[WHAT IS EXPECTED]: Make an exact copy of the records, with the images left out.

[THE INPUT]:
━━━━━━
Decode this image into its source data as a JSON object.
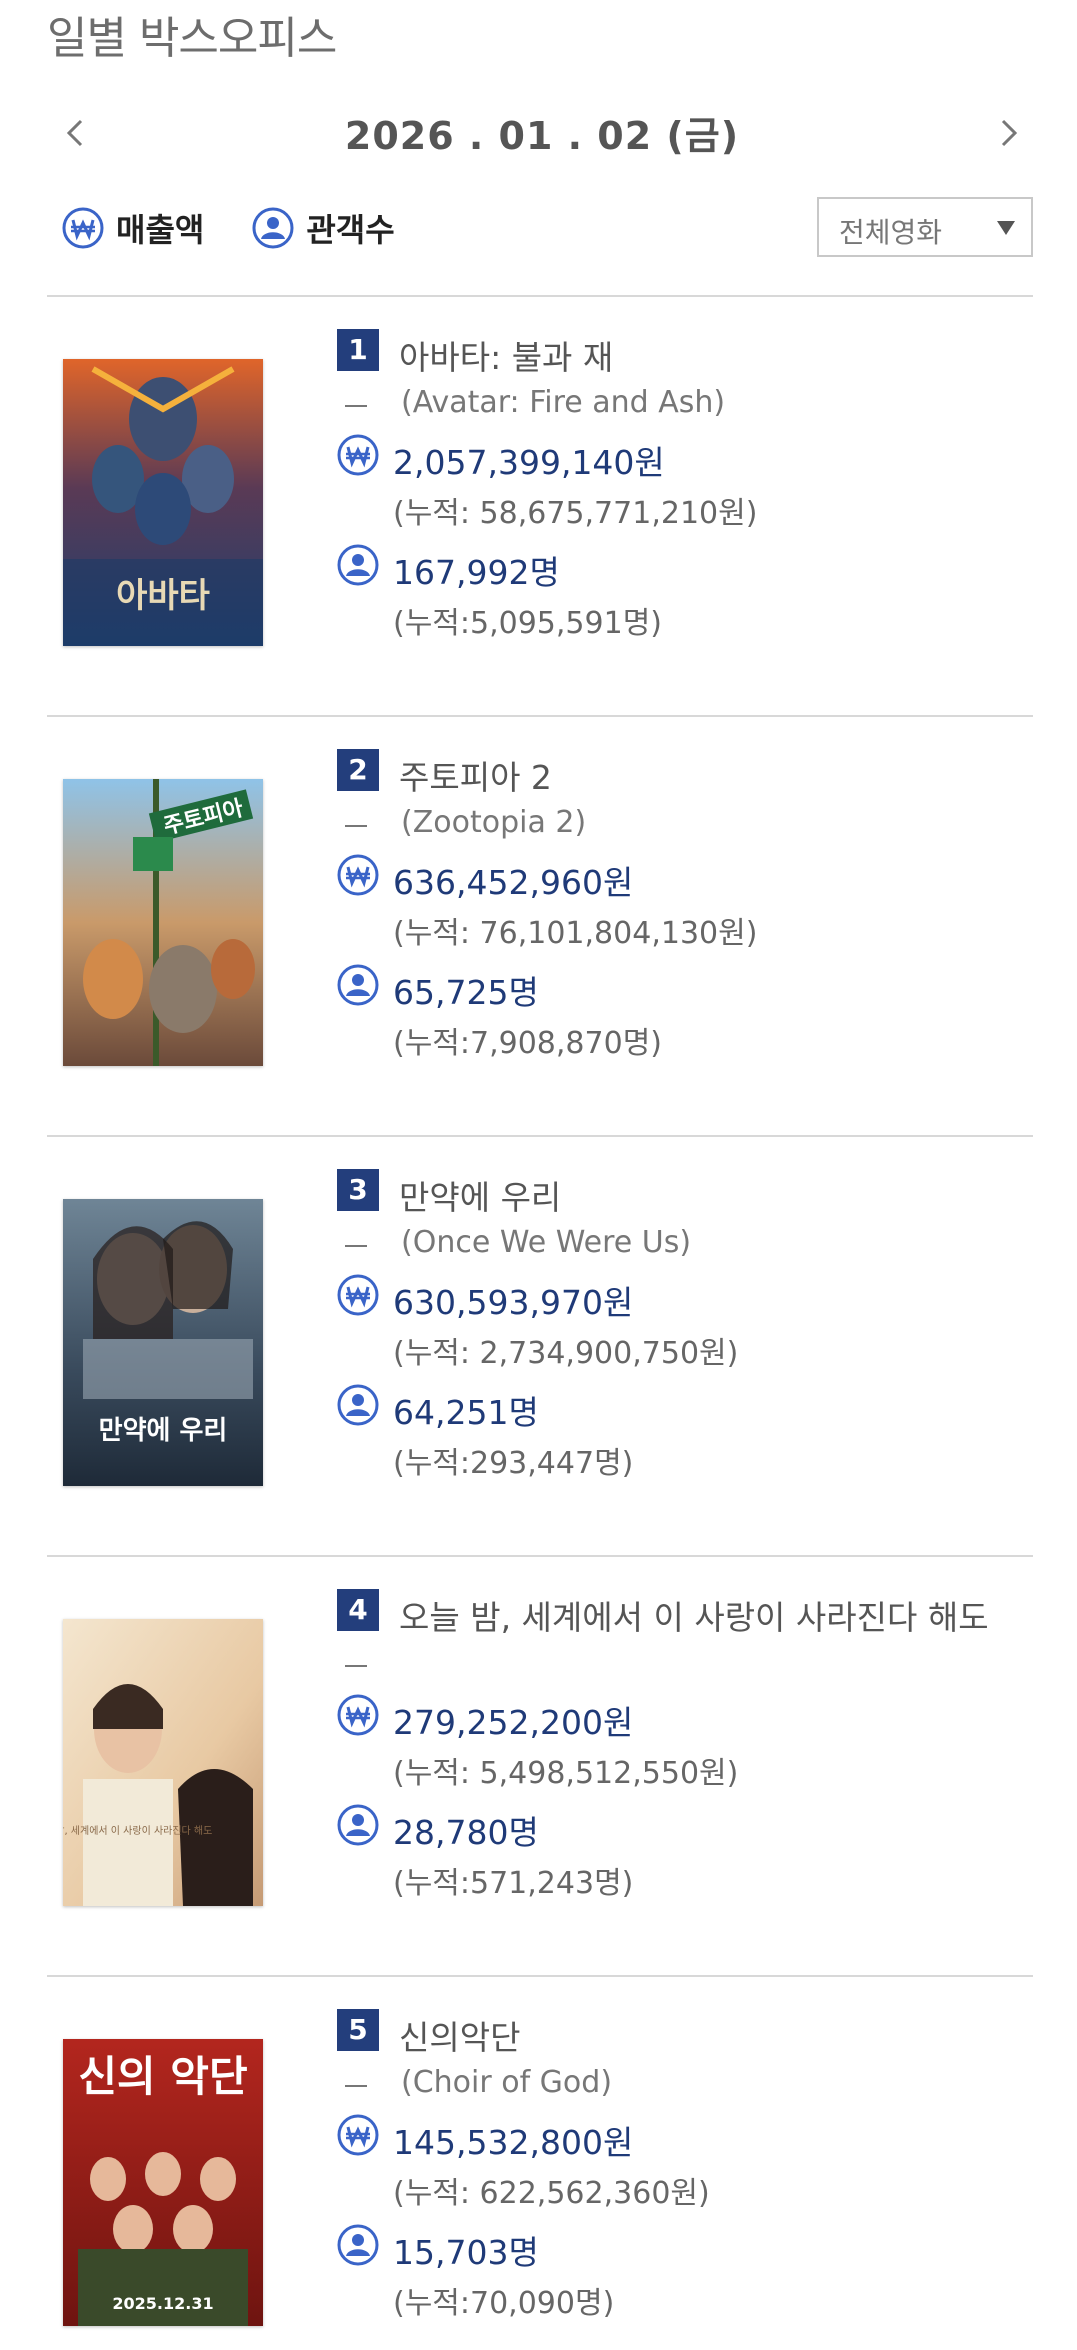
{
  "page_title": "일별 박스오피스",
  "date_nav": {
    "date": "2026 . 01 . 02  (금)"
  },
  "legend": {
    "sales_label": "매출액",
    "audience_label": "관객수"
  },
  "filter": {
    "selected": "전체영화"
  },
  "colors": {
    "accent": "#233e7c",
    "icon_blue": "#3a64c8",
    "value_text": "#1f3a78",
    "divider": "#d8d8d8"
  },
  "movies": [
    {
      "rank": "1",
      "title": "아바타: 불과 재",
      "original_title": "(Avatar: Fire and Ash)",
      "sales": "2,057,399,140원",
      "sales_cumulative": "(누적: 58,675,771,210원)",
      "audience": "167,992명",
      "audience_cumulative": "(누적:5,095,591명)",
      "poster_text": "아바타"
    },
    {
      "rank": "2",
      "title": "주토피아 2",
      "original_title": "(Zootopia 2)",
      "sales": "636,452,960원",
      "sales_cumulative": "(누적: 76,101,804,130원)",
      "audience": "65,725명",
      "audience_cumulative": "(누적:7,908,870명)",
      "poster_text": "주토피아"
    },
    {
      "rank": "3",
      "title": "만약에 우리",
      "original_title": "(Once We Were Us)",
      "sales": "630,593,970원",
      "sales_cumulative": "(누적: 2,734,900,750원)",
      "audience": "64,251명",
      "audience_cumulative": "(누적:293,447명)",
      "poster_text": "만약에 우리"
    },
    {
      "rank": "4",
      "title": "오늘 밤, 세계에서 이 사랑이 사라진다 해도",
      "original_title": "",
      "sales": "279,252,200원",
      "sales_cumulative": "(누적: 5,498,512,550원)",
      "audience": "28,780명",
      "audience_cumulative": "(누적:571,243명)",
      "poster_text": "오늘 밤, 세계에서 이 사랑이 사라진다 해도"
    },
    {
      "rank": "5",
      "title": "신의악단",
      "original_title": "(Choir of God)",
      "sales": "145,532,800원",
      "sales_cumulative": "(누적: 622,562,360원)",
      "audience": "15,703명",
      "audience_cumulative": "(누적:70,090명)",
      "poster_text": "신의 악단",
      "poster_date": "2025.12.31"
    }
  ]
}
━━━━━━
[EXERCISE RESULT]:
Decode this image into its source data as a JSON object.
{
  "page_title": "일별 박스오피스",
  "date_nav": {
    "date": "2026 . 01 . 02  (금)"
  },
  "legend": {
    "sales_label": "매출액",
    "audience_label": "관객수"
  },
  "filter": {
    "selected": "전체영화"
  },
  "colors": {
    "accent": "#233e7c",
    "icon_blue": "#3a64c8",
    "value_text": "#1f3a78",
    "divider": "#d8d8d8"
  },
  "movies": [
    {
      "rank": "1",
      "title": "아바타: 불과 재",
      "original_title": "(Avatar: Fire and Ash)",
      "sales": "2,057,399,140원",
      "sales_cumulative": "(누적: 58,675,771,210원)",
      "audience": "167,992명",
      "audience_cumulative": "(누적:5,095,591명)",
      "poster_text": "아바타"
    },
    {
      "rank": "2",
      "title": "주토피아 2",
      "original_title": "(Zootopia 2)",
      "sales": "636,452,960원",
      "sales_cumulative": "(누적: 76,101,804,130원)",
      "audience": "65,725명",
      "audience_cumulative": "(누적:7,908,870명)",
      "poster_text": "주토피아"
    },
    {
      "rank": "3",
      "title": "만약에 우리",
      "original_title": "(Once We Were Us)",
      "sales": "630,593,970원",
      "sales_cumulative": "(누적: 2,734,900,750원)",
      "audience": "64,251명",
      "audience_cumulative": "(누적:293,447명)",
      "poster_text": "만약에 우리"
    },
    {
      "rank": "4",
      "title": "오늘 밤, 세계에서 이 사랑이 사라진다 해도",
      "original_title": "",
      "sales": "279,252,200원",
      "sales_cumulative": "(누적: 5,498,512,550원)",
      "audience": "28,780명",
      "audience_cumulative": "(누적:571,243명)",
      "poster_text": "오늘 밤, 세계에서 이 사랑이 사라진다 해도"
    },
    {
      "rank": "5",
      "title": "신의악단",
      "original_title": "(Choir of God)",
      "sales": "145,532,800원",
      "sales_cumulative": "(누적: 622,562,360원)",
      "audience": "15,703명",
      "audience_cumulative": "(누적:70,090명)",
      "poster_text": "신의 악단",
      "poster_date": "2025.12.31"
    }
  ]
}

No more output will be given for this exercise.